### EXERCISE DESCRIPTION:
Report how many lines include the word "这是火车站", and nothing besides that number.

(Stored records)
--------------------

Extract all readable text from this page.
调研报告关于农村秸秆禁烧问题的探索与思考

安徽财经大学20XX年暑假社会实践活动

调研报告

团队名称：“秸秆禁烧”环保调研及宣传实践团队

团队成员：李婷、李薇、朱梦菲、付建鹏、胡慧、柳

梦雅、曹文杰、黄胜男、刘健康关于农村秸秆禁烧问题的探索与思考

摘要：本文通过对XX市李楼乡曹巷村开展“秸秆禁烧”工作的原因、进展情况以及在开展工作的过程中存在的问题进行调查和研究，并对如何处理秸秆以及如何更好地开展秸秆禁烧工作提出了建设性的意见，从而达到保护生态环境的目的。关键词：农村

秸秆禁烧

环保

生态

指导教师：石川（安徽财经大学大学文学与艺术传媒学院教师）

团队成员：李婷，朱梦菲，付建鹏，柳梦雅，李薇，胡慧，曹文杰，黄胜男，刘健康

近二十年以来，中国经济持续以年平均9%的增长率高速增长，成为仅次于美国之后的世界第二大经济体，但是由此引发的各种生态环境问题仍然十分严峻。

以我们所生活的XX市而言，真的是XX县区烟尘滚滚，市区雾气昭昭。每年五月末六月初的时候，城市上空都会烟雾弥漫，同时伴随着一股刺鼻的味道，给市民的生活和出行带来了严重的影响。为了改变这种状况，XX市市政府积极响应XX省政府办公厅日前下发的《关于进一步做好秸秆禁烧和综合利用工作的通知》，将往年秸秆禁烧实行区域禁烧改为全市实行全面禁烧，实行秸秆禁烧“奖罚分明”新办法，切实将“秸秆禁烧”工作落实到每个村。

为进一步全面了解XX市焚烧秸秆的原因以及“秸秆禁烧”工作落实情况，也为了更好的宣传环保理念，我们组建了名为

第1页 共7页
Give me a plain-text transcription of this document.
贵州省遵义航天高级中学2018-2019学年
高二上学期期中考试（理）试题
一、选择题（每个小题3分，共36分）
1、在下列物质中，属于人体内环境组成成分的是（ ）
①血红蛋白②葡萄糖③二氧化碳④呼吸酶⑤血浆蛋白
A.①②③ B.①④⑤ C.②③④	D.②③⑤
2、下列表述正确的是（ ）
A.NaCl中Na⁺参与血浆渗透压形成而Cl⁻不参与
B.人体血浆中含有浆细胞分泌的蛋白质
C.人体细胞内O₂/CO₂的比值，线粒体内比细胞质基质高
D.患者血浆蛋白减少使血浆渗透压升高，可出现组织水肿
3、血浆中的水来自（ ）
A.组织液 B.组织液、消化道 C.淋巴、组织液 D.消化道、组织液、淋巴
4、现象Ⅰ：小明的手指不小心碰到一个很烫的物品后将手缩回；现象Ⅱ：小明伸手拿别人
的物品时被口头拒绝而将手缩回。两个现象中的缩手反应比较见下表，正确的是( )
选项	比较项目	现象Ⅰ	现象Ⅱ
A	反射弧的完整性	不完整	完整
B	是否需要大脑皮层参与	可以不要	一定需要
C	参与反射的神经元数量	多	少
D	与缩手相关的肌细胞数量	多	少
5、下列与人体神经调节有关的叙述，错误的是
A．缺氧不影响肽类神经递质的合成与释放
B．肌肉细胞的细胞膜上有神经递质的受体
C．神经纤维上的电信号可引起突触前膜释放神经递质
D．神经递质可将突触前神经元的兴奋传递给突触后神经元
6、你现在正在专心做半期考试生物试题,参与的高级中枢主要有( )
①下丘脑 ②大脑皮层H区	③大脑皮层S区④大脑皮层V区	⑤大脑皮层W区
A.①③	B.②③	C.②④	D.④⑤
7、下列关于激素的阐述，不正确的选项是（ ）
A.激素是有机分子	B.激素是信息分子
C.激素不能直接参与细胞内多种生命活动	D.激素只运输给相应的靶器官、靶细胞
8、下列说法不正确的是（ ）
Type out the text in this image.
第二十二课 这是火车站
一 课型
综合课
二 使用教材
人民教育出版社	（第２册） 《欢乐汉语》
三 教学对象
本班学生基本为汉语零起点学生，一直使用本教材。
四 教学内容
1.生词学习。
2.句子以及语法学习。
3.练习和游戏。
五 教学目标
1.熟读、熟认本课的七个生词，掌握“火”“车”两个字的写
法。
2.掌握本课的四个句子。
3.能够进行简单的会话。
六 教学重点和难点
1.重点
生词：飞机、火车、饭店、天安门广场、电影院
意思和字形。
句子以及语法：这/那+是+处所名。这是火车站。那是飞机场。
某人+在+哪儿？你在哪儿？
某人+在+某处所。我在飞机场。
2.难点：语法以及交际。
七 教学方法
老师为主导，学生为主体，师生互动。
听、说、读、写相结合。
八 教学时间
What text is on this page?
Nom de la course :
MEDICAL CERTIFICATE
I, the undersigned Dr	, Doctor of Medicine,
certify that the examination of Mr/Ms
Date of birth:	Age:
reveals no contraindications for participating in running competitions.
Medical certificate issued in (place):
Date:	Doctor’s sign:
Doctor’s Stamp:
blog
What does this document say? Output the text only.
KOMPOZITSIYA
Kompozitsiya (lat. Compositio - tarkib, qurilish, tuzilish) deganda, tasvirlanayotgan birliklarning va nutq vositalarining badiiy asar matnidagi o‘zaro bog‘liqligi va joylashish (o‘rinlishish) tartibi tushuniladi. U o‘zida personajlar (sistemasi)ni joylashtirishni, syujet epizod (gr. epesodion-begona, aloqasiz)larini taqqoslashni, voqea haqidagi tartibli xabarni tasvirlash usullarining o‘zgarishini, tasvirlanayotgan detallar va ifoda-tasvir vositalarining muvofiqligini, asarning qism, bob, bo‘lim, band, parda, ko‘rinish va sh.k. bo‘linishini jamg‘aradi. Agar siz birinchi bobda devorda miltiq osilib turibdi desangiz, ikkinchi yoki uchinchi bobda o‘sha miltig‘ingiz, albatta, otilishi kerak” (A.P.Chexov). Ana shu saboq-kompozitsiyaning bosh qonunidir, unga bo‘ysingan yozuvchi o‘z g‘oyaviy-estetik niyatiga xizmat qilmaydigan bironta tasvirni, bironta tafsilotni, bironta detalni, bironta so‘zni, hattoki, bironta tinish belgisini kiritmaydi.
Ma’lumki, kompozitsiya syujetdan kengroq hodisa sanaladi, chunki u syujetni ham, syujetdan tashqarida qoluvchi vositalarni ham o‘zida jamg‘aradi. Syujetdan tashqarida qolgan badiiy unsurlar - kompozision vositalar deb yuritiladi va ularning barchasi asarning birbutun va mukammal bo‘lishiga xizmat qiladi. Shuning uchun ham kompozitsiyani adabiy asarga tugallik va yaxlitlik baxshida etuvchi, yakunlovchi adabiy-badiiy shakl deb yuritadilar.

--------------------

### CORRECT RESPONSE:
2